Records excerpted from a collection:

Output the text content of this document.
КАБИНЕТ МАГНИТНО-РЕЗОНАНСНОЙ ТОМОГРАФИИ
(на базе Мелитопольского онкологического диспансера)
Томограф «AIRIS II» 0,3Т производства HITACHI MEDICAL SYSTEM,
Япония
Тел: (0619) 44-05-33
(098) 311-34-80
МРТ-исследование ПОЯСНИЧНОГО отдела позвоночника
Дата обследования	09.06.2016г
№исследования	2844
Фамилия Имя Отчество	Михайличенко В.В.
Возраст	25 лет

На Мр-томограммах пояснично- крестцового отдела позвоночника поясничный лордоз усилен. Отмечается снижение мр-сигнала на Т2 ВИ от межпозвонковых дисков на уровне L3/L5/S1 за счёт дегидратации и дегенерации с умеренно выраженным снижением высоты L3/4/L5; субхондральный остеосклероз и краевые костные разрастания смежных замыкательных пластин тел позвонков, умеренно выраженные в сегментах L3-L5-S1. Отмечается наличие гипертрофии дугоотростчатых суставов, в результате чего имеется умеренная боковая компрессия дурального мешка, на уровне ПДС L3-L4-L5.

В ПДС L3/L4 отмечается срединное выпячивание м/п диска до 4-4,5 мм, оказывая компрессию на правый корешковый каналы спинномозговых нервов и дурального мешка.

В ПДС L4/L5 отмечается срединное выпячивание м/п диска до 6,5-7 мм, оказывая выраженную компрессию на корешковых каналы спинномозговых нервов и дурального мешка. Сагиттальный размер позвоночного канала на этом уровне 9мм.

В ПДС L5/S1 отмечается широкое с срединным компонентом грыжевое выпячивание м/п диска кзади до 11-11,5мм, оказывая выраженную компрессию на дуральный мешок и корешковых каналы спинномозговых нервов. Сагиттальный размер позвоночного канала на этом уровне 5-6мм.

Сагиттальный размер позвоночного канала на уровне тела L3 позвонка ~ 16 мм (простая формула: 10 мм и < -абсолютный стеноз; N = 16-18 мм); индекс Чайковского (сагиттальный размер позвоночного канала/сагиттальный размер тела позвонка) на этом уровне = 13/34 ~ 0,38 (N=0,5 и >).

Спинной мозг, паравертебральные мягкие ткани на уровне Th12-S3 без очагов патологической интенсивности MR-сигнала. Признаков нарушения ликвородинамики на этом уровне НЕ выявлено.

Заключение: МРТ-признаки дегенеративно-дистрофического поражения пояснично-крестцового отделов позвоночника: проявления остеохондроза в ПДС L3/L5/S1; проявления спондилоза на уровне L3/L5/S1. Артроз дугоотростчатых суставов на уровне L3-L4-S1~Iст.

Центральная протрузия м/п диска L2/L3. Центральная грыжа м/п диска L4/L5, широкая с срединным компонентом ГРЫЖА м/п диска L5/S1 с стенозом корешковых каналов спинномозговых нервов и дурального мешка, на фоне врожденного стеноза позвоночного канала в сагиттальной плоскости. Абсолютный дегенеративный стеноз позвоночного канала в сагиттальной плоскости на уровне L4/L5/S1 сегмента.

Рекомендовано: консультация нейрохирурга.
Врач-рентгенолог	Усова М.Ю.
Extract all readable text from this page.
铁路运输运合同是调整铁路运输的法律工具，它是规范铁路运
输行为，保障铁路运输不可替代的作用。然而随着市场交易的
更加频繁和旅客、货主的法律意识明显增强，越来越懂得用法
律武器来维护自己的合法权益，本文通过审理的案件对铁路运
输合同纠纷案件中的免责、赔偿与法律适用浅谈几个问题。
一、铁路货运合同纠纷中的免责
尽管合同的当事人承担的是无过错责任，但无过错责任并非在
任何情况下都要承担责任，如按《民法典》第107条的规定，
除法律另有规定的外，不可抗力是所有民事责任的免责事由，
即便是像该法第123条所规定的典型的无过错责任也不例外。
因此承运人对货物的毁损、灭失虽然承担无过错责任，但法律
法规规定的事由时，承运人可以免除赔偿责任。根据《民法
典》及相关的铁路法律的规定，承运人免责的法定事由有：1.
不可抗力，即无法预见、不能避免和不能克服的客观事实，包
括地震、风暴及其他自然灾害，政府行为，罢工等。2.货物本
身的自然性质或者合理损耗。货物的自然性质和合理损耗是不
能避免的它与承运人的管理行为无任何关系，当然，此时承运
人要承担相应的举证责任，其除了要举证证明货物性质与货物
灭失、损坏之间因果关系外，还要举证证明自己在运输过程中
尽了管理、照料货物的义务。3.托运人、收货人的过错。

--- Goal ---
The records above should be returned exactly.

--- Result for this task ---
Output the text content of this document.
КАБИНЕТ МАГНИТНО-РЕЗОНАНСНОЙ ТОМОГРАФИИ
(на базе Мелитопольского онкологического диспансера)
Томограф «AIRIS II» 0,3Т производства HITACHI MEDICAL SYSTEM,
Япония
Тел: (0619) 44-05-33
(098) 311-34-80
МРТ-исследование ПОЯСНИЧНОГО отдела позвоночника
Дата обследования	09.06.2016г
№исследования	2844
Фамилия Имя Отчество	Михайличенко В.В.
Возраст	25 лет

На Мр-томограммах пояснично- крестцового отдела позвоночника поясничный лордоз усилен. Отмечается снижение мр-сигнала на Т2 ВИ от межпозвонковых дисков на уровне L3/L5/S1 за счёт дегидратации и дегенерации с умеренно выраженным снижением высоты L3/4/L5; субхондральный остеосклероз и краевые костные разрастания смежных замыкательных пластин тел позвонков, умеренно выраженные в сегментах L3-L5-S1. Отмечается наличие гипертрофии дугоотростчатых суставов, в результате чего имеется умеренная боковая компрессия дурального мешка, на уровне ПДС L3-L4-L5.

В ПДС L3/L4 отмечается срединное выпячивание м/п диска до 4-4,5 мм, оказывая компрессию на правый корешковый каналы спинномозговых нервов и дурального мешка.

В ПДС L4/L5 отмечается срединное выпячивание м/п диска до 6,5-7 мм, оказывая выраженную компрессию на корешковых каналы спинномозговых нервов и дурального мешка. Сагиттальный размер позвоночного канала на этом уровне 9мм.

В ПДС L5/S1 отмечается широкое с срединным компонентом грыжевое выпячивание м/п диска кзади до 11-11,5мм, оказывая выраженную компрессию на дуральный мешок и корешковых каналы спинномозговых нервов. Сагиттальный размер позвоночного канала на этом уровне 5-6мм.

Сагиттальный размер позвоночного канала на уровне тела L3 позвонка ~ 16 мм (простая формула: 10 мм и < -абсолютный стеноз; N = 16-18 мм); индекс Чайковского (сагиттальный размер позвоночного канала/сагиттальный размер тела позвонка) на этом уровне = 13/34 ~ 0,38 (N=0,5 и >).

Спинной мозг, паравертебральные мягкие ткани на уровне Th12-S3 без очагов патологической интенсивности MR-сигнала. Признаков нарушения ликвородинамики на этом уровне НЕ выявлено.

Заключение: МРТ-признаки дегенеративно-дистрофического поражения пояснично-крестцового отделов позвоночника: проявления остеохондроза в ПДС L3/L5/S1; проявления спондилоза на уровне L3/L5/S1. Артроз дугоотростчатых суставов на уровне L3-L4-S1~Iст.

Центральная протрузия м/п диска L2/L3. Центральная грыжа м/п диска L4/L5, широкая с срединным компонентом ГРЫЖА м/п диска L5/S1 с стенозом корешковых каналов спинномозговых нервов и дурального мешка, на фоне врожденного стеноза позвоночного канала в сагиттальной плоскости. Абсолютный дегенеративный стеноз позвоночного канала в сагиттальной плоскости на уровне L4/L5/S1 сегмента.

Рекомендовано: консультация нейрохирурга.
Врач-рентгенолог	Усова М.Ю.
Extract all readable text from this page.
铁路运输运合同是调整铁路运输的法律工具，它是规范铁路运
输行为，保障铁路运输不可替代的作用。然而随着市场交易的
更加频繁和旅客、货主的法律意识明显增强，越来越懂得用法
律武器来维护自己的合法权益，本文通过审理的案件对铁路运
输合同纠纷案件中的免责、赔偿与法律适用浅谈几个问题。
一、铁路货运合同纠纷中的免责
尽管合同的当事人承担的是无过错责任，但无过错责任并非在
任何情况下都要承担责任，如按《民法典》第107条的规定，
除法律另有规定的外，不可抗力是所有民事责任的免责事由，
即便是像该法第123条所规定的典型的无过错责任也不例外。
因此承运人对货物的毁损、灭失虽然承担无过错责任，但法律
法规规定的事由时，承运人可以免除赔偿责任。根据《民法
典》及相关的铁路法律的规定，承运人免责的法定事由有：1.
不可抗力，即无法预见、不能避免和不能克服的客观事实，包
括地震、风暴及其他自然灾害，政府行为，罢工等。2.货物本
身的自然性质或者合理损耗。货物的自然性质和合理损耗是不
能避免的它与承运人的管理行为无任何关系，当然，此时承运
人要承担相应的举证责任，其除了要举证证明货物性质与货物
灭失、损坏之间因果关系外，还要举证证明自己在运输过程中
尽了管理、照料货物的义务。3.托运人、收货人的过错。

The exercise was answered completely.